WHAT YOU NEED TO DO: Copy out every line of each item below, word for word and character for character.

DATA IN THIS EXERCISE:
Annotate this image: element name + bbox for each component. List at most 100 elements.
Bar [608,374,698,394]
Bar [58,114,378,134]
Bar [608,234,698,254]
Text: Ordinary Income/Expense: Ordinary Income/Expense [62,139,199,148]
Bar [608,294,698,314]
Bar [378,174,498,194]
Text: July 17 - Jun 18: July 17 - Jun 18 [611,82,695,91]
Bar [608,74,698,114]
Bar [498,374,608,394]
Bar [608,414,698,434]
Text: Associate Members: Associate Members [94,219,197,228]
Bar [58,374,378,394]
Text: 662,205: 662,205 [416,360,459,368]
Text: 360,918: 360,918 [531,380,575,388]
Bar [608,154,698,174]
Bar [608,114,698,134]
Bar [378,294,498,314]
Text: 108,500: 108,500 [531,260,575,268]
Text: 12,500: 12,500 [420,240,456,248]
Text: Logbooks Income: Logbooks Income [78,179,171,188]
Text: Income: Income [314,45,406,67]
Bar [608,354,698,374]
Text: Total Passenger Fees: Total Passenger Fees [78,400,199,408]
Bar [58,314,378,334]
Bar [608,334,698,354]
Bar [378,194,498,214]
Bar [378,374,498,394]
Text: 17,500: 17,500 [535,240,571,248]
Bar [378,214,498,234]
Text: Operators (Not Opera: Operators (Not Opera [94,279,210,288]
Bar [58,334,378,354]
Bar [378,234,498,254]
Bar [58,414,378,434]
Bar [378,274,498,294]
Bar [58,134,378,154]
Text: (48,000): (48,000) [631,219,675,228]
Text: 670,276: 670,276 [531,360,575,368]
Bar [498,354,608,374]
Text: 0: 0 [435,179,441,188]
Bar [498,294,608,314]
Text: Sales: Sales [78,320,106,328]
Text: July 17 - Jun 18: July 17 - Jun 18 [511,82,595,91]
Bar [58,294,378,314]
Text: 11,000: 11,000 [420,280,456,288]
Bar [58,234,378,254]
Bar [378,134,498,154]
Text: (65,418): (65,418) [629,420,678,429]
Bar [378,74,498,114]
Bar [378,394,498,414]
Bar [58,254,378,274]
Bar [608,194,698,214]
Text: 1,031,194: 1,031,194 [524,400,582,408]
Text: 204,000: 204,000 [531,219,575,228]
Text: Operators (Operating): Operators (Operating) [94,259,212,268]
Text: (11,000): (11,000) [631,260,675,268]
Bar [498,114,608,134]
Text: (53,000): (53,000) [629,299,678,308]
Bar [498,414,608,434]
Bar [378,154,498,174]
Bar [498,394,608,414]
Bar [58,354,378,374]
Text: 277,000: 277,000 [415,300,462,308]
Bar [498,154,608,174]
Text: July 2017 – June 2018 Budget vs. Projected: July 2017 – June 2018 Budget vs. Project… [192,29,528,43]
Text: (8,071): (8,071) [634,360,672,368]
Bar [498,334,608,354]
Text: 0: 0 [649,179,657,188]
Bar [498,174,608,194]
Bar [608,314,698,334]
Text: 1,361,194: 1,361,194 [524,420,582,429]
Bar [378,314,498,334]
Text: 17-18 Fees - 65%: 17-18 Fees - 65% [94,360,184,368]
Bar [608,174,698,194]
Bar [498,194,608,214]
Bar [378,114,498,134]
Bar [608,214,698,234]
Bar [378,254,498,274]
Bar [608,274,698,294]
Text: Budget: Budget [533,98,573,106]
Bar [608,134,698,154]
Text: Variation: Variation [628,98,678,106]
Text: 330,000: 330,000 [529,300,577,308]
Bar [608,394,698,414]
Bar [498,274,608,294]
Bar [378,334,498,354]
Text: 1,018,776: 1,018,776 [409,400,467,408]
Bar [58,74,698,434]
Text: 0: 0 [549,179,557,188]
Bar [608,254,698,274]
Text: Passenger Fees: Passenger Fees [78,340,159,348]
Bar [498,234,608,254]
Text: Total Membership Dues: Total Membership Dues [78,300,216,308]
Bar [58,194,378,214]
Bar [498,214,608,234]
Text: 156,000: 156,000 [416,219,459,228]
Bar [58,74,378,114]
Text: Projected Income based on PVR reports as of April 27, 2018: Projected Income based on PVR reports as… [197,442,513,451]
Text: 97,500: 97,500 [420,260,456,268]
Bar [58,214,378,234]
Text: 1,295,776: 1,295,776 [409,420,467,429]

RESULT OF THIS EXERCISE:
Annotate this image: element name + bbox for each component. List at most 100 elements.
Bar [608,374,698,394]
Bar [58,114,378,134]
Bar [608,234,698,254]
Text: Ordinary Income/Expense: Ordinary Income/Expense [62,139,199,148]
Bar [608,294,698,314]
Bar [378,174,498,194]
Text: July 17 - Jun 18: July 17 - Jun 18 [611,82,695,91]
Bar [608,74,698,114]
Bar [498,374,608,394]
Bar [608,414,698,434]
Text: Associate Members: Associate Members [94,219,197,228]
Bar [58,374,378,394]
Text: 662,205: 662,205 [416,360,459,368]
Text: 360,918: 360,918 [531,380,575,388]
Bar [608,154,698,174]
Bar [608,114,698,134]
Bar [378,294,498,314]
Text: 108,500: 108,500 [531,260,575,268]
Text: 12,500: 12,500 [420,240,456,248]
Text: Logbooks Income: Logbooks Income [78,179,171,188]
Text: Income: Income [314,45,406,67]
Bar [608,354,698,374]
Text: Total Passenger Fees: Total Passenger Fees [78,400,199,408]
Bar [58,314,378,334]
Bar [608,334,698,354]
Bar [378,194,498,214]
Bar [378,374,498,394]
Text: 17,500: 17,500 [535,240,571,248]
Bar [378,214,498,234]
Text: Operators (Not Opera: Operators (Not Opera [94,279,210,288]
Bar [58,334,378,354]
Bar [378,234,498,254]
Bar [58,414,378,434]
Bar [378,274,498,294]
Bar [58,134,378,154]
Text: (48,000): (48,000) [631,219,675,228]
Text: 670,276: 670,276 [531,360,575,368]
Bar [498,354,608,374]
Text: 0: 0 [435,179,441,188]
Bar [498,294,608,314]
Text: Sales: Sales [78,320,106,328]
Text: July 17 - Jun 18: July 17 - Jun 18 [511,82,595,91]
Bar [58,294,378,314]
Text: 11,000: 11,000 [420,280,456,288]
Bar [58,234,378,254]
Bar [378,134,498,154]
Text: (65,418): (65,418) [629,420,678,429]
Bar [378,74,498,114]
Bar [378,394,498,414]
Bar [58,254,378,274]
Bar [608,194,698,214]
Text: 1,031,194: 1,031,194 [524,400,582,408]
Text: 204,000: 204,000 [531,219,575,228]
Text: Operators (Operating): Operators (Operating) [94,259,212,268]
Text: (11,000): (11,000) [631,260,675,268]
Bar [498,114,608,134]
Text: (53,000): (53,000) [629,299,678,308]
Bar [498,414,608,434]
Bar [378,154,498,174]
Bar [498,394,608,414]
Bar [58,354,378,374]
Text: 277,000: 277,000 [415,300,462,308]
Bar [498,154,608,174]
Text: July 2017 – June 2018 Budget vs. Projected: July 2017 – June 2018 Budget vs. Project… [192,29,528,43]
Text: (8,071): (8,071) [634,360,672,368]
Bar [498,334,608,354]
Text: 0: 0 [649,179,657,188]
Bar [498,174,608,194]
Bar [608,314,698,334]
Text: 1,361,194: 1,361,194 [524,420,582,429]
Bar [378,314,498,334]
Text: 17-18 Fees - 65%: 17-18 Fees - 65% [94,360,184,368]
Bar [608,174,698,194]
Bar [498,194,608,214]
Bar [378,114,498,134]
Bar [608,214,698,234]
Bar [378,254,498,274]
Bar [608,274,698,294]
Text: Budget: Budget [533,98,573,106]
Bar [608,134,698,154]
Text: Variation: Variation [628,98,678,106]
Text: 330,000: 330,000 [529,300,577,308]
Bar [608,394,698,414]
Bar [498,274,608,294]
Bar [378,334,498,354]
Text: 1,018,776: 1,018,776 [409,400,467,408]
Bar [58,74,698,434]
Text: 0: 0 [549,179,557,188]
Bar [608,254,698,274]
Text: Passenger Fees: Passenger Fees [78,340,159,348]
Bar [498,234,608,254]
Text: Total Membership Dues: Total Membership Dues [78,300,216,308]
Bar [58,194,378,214]
Bar [498,214,608,234]
Text: 156,000: 156,000 [416,219,459,228]
Bar [58,74,378,114]
Text: Projected Income based on PVR reports as of April 27, 2018: Projected Income based on PVR reports as… [197,442,513,451]
Text: 97,500: 97,500 [420,260,456,268]
Bar [58,214,378,234]
Text: 1,295,776: 1,295,776 [409,420,467,429]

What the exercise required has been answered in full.